■ REQUIREMENTS
Present each line of the entries below that holds the word "河东软件园".

[Data items]
--*--

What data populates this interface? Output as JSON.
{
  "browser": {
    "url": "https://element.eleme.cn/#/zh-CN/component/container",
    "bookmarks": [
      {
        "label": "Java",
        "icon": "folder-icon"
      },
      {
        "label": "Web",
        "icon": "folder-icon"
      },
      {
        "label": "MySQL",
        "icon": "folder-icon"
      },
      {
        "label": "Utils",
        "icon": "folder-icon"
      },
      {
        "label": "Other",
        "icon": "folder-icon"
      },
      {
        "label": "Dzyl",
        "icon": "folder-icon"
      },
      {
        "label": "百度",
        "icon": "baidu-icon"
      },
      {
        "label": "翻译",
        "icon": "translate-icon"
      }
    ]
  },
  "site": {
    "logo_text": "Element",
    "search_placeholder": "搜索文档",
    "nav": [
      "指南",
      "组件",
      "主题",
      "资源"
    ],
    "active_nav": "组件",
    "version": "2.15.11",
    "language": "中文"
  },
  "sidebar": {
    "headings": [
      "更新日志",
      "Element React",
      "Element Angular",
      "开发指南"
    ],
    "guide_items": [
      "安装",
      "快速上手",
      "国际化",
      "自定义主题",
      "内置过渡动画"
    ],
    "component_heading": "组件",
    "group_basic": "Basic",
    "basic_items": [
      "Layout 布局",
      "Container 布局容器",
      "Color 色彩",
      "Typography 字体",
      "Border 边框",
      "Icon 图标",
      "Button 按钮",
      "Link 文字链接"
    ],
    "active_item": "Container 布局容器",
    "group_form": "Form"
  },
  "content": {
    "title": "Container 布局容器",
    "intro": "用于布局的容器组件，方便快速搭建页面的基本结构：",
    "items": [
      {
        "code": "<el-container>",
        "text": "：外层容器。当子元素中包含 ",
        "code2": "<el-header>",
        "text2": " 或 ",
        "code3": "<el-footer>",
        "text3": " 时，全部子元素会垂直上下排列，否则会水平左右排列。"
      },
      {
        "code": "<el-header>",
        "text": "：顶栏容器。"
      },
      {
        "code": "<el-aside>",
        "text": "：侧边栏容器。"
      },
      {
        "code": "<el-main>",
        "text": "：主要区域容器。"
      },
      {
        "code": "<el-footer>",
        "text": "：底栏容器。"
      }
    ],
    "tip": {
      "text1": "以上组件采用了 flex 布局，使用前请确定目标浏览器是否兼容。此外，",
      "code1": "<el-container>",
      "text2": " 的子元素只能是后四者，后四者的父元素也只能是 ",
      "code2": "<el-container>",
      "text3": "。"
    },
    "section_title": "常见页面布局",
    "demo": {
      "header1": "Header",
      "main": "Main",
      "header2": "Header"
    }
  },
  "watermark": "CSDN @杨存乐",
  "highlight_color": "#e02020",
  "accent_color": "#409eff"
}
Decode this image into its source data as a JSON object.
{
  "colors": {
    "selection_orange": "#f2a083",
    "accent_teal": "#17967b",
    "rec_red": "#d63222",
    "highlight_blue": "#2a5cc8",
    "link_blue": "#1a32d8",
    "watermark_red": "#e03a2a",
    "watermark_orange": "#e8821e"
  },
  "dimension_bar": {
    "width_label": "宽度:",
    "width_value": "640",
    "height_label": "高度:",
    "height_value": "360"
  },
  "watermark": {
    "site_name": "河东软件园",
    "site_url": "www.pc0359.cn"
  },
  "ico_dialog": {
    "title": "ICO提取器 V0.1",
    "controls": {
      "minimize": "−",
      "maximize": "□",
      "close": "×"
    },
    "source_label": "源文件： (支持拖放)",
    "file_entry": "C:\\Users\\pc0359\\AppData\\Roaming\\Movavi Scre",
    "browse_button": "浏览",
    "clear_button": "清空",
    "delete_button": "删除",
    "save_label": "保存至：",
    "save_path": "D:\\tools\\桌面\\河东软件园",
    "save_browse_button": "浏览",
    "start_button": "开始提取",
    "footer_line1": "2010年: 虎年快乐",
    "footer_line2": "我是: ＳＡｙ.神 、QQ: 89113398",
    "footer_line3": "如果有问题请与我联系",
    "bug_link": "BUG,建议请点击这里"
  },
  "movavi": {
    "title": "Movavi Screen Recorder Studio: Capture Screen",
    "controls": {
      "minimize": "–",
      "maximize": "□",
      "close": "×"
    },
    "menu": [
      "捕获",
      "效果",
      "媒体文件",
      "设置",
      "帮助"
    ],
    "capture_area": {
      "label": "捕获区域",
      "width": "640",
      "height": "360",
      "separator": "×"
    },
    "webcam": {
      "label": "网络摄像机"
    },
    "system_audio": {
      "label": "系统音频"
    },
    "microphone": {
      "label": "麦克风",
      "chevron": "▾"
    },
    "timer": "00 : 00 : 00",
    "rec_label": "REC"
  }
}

--*--

■ THE OUTPUT
    "site_name": "河东软件园",
    "save_path": "D:\\tools\\桌面\\河东软件园",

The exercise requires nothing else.